>> BEGIN MATERIALS PROVIDED

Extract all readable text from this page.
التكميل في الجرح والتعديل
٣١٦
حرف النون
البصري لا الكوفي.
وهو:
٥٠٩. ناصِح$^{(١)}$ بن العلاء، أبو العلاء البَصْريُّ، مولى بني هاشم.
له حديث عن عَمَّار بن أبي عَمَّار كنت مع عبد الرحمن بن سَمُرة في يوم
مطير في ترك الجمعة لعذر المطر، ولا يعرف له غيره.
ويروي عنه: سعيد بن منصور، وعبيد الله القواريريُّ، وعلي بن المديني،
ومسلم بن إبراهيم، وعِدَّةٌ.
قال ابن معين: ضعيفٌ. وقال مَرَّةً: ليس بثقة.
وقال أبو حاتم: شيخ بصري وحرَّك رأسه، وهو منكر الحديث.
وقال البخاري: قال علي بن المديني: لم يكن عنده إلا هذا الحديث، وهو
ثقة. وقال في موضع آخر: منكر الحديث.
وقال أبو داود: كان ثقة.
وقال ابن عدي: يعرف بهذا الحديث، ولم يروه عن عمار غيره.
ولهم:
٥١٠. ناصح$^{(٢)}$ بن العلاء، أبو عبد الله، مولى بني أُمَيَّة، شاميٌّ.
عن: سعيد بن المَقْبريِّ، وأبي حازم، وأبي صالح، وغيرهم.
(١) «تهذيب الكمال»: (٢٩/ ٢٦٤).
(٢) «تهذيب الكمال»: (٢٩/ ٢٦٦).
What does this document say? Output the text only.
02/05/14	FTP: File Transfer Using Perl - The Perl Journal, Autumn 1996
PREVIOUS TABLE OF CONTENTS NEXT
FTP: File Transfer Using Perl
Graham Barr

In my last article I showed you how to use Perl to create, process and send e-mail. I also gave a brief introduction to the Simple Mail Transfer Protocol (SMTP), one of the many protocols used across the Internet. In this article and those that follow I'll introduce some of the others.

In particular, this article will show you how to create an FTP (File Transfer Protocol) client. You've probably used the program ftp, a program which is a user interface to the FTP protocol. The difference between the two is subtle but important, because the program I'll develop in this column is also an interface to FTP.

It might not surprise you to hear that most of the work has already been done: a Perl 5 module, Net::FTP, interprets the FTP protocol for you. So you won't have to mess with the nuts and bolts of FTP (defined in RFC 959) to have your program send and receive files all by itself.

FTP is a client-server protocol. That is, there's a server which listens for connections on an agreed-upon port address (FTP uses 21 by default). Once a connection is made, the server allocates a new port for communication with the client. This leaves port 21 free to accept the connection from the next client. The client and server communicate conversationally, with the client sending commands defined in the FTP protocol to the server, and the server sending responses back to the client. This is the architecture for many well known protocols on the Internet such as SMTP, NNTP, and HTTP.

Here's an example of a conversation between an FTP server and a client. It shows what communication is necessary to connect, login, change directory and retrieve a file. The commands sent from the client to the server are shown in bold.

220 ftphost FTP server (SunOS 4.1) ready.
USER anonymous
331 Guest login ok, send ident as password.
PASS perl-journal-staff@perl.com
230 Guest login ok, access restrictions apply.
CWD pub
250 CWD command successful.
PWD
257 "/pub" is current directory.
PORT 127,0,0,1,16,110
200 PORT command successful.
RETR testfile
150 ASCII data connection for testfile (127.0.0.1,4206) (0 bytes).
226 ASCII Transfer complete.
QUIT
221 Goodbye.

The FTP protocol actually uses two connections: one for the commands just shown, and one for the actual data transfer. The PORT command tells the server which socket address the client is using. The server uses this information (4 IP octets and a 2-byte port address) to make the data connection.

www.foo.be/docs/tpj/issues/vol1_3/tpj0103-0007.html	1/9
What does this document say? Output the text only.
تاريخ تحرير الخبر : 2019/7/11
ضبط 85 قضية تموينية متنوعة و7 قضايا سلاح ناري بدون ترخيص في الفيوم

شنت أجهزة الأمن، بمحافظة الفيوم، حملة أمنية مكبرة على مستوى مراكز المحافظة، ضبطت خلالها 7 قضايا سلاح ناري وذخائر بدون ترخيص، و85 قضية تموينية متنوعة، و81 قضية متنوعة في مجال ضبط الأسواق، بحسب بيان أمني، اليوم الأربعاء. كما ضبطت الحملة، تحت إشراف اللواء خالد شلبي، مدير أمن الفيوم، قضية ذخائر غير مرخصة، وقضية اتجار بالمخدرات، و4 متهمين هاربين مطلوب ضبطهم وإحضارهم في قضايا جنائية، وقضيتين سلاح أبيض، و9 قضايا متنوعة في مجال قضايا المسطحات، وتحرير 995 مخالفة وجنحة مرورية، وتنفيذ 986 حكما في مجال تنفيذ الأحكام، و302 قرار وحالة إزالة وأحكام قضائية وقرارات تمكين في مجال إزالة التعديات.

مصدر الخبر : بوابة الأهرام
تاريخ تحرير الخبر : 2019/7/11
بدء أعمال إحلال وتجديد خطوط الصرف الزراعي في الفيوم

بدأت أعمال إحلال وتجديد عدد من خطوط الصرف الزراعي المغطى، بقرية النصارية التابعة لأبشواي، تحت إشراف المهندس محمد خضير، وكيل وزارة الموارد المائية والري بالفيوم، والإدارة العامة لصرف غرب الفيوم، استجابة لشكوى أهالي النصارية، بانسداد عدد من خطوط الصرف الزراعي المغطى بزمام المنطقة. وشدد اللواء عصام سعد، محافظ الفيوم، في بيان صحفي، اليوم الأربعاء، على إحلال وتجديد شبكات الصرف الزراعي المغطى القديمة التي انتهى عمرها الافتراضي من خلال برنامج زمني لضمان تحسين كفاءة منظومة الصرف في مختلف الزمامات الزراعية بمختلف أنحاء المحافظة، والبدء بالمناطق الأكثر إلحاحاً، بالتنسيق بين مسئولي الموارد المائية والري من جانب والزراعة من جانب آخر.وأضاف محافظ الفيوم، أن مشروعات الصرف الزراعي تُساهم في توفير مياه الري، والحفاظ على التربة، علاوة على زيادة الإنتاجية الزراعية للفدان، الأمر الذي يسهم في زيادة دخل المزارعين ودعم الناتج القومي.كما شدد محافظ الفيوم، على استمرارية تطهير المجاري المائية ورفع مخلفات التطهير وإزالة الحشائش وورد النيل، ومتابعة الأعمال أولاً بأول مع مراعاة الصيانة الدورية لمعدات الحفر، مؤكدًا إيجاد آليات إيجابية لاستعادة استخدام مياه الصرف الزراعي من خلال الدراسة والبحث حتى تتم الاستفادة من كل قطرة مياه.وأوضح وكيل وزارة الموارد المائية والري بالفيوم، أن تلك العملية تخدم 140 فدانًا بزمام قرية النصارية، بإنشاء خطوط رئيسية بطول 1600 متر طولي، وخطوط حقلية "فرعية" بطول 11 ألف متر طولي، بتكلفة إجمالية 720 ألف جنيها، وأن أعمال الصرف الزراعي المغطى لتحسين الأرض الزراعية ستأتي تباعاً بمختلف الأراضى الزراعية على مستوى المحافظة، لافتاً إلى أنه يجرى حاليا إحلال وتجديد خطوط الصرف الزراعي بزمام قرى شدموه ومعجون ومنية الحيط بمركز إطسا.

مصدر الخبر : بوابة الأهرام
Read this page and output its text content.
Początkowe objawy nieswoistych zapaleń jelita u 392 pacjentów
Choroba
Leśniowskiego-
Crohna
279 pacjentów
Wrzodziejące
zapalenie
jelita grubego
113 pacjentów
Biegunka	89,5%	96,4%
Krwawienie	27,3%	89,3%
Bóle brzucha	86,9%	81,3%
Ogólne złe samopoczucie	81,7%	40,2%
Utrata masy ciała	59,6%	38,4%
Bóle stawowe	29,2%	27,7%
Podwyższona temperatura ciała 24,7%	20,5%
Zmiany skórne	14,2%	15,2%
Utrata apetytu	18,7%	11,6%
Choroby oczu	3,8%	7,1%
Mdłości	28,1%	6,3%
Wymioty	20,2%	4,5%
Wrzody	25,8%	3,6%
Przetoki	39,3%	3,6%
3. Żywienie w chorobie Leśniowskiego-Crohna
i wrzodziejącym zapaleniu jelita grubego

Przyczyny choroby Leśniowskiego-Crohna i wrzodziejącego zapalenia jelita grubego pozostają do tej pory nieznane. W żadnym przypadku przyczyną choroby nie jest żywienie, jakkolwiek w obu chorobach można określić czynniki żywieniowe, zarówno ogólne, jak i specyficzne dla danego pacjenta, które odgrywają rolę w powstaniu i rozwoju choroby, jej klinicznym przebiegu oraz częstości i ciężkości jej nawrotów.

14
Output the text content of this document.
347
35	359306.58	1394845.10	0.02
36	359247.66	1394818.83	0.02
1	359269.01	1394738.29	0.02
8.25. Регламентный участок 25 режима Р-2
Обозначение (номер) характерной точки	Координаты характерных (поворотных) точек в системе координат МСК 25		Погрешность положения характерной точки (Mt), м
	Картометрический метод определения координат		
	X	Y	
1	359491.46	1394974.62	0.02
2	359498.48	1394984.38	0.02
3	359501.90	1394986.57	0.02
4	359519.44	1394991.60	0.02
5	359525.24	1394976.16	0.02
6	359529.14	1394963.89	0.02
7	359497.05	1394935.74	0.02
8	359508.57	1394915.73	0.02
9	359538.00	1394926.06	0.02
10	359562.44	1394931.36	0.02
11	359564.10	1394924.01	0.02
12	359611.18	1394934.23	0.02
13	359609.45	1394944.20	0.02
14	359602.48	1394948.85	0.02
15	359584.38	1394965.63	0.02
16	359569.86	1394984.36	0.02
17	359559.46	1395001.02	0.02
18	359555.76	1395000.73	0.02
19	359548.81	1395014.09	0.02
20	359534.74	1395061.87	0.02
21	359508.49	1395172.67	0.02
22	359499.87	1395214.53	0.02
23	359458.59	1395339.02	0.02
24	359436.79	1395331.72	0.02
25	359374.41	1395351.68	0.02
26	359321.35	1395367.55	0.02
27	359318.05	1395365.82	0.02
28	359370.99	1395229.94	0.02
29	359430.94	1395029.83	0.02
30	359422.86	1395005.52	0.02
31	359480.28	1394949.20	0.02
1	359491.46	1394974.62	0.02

>> END MATERIALS PROVIDED

> _AIM_:
Give the count of lines that hold the word "منكر", with nothing added.

> _RIGHT ANSWER_:
2